The request: Look through the material below and count the lines with the string "code". Report only the count.

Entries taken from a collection
<<<<

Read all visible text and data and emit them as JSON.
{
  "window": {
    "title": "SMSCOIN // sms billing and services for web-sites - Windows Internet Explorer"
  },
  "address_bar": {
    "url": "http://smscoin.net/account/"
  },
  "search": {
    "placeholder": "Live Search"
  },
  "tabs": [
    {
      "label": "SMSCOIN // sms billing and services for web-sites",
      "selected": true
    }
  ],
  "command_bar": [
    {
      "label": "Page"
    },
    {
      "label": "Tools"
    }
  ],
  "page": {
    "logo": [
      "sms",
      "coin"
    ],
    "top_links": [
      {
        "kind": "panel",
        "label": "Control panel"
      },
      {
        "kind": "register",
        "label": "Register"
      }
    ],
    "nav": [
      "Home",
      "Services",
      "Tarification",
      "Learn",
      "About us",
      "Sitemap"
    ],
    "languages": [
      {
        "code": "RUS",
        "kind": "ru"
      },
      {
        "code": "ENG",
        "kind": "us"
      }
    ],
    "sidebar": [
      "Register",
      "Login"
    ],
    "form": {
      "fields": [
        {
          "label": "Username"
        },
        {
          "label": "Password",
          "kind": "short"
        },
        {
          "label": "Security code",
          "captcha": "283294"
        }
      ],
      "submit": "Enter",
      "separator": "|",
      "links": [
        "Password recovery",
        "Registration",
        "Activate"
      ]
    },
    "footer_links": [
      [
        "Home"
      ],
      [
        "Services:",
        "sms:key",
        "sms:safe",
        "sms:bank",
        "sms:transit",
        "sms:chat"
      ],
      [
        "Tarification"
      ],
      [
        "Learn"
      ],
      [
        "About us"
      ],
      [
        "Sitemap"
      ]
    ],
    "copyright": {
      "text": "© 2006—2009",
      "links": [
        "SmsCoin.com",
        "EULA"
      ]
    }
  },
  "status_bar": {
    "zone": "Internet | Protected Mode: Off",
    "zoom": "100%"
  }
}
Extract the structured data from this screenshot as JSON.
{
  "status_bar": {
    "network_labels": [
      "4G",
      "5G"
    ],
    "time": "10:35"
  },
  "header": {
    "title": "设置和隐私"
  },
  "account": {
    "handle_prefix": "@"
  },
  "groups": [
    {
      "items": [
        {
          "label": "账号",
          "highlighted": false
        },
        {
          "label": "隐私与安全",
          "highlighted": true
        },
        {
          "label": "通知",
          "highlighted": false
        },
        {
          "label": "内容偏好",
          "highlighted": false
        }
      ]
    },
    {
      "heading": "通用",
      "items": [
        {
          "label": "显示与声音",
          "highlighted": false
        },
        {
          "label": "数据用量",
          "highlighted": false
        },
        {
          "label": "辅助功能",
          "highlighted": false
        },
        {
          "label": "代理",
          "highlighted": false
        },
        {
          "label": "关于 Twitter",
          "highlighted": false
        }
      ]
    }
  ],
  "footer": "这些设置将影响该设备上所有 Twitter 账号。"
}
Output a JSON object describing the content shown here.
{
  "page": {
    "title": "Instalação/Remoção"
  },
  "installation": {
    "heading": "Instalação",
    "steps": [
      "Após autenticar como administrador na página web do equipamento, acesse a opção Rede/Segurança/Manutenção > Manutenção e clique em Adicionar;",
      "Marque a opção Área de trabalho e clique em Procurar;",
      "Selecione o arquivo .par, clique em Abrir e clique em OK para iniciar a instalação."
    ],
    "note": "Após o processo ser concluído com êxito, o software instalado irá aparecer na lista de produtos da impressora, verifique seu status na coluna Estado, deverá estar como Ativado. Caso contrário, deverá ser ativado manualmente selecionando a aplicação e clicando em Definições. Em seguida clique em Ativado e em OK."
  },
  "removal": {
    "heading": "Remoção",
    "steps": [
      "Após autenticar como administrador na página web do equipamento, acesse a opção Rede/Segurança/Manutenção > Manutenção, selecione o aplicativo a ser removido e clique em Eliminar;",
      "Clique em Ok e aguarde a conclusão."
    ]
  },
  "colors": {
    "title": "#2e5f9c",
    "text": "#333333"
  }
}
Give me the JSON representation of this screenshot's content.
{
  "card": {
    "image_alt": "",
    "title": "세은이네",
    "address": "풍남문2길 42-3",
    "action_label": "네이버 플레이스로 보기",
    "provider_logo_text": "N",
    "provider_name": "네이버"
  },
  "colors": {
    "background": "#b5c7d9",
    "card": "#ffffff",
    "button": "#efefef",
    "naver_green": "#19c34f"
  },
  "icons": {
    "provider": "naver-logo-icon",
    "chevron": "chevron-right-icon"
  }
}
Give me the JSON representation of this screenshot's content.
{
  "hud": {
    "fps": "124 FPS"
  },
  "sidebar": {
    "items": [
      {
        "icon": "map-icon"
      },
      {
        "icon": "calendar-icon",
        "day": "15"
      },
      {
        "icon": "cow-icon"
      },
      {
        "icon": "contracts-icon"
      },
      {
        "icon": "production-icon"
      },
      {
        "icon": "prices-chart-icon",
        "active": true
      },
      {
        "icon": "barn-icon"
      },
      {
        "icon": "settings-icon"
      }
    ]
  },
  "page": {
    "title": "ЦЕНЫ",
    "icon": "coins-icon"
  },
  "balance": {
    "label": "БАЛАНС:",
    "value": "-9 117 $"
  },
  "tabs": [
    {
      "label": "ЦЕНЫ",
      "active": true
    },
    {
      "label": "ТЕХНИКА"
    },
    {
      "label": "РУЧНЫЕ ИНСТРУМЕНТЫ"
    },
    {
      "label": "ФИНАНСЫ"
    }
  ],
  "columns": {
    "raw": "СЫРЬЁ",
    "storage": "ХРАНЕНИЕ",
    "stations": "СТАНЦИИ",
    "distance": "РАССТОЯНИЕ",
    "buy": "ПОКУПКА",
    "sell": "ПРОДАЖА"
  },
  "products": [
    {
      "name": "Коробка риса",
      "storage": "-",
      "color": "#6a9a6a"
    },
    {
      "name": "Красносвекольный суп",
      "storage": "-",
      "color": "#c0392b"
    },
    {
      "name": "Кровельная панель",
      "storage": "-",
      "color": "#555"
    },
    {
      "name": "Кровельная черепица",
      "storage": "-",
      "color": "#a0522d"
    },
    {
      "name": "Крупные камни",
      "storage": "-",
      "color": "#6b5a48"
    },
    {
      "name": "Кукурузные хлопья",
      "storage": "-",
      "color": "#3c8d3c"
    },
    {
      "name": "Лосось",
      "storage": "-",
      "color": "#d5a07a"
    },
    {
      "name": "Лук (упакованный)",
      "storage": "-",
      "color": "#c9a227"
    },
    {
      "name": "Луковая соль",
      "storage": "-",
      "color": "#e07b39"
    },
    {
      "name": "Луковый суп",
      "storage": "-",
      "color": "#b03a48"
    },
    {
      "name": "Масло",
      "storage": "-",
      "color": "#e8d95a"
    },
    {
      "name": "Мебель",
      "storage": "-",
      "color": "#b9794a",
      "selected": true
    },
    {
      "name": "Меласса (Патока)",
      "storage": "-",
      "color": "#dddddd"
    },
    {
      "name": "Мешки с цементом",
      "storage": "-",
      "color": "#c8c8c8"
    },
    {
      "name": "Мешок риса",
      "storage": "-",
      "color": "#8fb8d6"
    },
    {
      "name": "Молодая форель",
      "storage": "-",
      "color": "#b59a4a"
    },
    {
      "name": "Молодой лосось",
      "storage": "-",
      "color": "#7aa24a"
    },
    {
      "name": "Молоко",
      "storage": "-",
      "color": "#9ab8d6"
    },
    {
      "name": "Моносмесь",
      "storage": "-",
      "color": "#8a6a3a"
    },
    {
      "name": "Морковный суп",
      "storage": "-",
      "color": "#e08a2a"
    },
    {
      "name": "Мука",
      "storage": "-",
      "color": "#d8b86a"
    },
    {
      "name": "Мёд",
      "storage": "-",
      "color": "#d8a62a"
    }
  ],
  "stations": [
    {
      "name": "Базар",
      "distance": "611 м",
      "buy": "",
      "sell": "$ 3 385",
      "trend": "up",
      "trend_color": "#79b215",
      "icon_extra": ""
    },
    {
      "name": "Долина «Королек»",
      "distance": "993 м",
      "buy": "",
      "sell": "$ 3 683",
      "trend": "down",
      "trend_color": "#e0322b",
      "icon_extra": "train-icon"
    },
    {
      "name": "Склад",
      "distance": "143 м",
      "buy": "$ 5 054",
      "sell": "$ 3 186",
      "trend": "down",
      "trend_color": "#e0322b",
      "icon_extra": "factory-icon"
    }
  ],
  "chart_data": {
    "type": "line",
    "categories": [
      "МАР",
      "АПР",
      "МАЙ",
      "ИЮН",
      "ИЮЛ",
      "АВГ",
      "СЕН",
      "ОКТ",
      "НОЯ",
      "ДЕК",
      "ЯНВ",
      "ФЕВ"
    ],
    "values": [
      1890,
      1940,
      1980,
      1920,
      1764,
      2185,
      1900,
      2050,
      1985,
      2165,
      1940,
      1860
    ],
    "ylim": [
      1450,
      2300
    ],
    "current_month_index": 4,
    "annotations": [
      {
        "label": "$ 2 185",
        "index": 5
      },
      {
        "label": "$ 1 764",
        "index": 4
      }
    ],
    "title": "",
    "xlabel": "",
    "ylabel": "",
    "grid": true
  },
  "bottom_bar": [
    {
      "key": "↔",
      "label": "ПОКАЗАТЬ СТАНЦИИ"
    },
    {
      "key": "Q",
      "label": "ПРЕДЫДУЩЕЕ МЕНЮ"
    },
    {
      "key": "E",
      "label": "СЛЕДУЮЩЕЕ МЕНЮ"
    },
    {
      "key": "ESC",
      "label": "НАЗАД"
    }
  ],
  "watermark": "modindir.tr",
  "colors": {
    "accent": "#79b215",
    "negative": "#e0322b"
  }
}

>>>>

Response to this exercise: 3